— start Supplied records —

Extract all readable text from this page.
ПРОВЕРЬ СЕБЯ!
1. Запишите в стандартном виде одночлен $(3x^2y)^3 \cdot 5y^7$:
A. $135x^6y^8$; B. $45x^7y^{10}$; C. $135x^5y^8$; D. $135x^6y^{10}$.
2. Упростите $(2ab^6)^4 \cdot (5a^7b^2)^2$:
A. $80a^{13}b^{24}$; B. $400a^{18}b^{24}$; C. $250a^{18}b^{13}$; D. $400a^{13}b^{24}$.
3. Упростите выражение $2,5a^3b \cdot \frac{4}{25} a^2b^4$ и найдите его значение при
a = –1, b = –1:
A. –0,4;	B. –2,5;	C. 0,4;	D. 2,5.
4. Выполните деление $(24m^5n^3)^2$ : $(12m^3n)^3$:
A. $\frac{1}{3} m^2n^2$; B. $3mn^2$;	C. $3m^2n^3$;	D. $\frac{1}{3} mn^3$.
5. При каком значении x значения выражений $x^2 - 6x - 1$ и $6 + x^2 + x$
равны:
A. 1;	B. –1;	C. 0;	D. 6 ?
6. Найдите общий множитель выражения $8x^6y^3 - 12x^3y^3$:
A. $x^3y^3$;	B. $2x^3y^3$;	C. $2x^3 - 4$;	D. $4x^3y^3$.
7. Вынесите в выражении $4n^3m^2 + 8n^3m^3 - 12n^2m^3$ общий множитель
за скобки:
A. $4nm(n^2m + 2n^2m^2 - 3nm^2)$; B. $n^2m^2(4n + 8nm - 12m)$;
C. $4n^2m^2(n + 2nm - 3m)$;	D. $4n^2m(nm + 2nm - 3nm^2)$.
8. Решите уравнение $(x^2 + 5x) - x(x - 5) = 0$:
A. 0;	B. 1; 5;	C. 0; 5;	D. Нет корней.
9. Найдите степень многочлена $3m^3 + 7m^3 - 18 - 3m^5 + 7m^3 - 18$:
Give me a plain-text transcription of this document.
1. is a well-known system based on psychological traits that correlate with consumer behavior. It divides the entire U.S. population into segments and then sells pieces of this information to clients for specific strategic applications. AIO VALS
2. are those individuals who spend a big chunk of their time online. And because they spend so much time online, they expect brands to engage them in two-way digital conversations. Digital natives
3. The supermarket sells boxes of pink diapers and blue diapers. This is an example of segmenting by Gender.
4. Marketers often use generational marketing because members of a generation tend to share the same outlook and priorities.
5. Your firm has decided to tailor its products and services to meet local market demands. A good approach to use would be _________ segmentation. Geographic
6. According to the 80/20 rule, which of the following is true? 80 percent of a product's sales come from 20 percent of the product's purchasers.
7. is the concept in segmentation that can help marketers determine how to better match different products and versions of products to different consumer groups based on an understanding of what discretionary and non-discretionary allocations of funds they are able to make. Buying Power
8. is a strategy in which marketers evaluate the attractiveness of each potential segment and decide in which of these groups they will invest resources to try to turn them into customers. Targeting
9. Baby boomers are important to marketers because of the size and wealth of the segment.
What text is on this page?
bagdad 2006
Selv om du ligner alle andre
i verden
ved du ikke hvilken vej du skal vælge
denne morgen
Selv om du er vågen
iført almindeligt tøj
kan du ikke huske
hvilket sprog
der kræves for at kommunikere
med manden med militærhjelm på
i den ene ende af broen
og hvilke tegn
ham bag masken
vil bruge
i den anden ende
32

— end Supplied records —

▸ **Work to be completed**: Your task is to list each line of the records with the word "from".

▸ **Result**:
Extract all readable text from this page.
6. According to the 80/20 rule, which of the following is true? 80 percent of a product's sales come from 20 percent of the product's purchasers.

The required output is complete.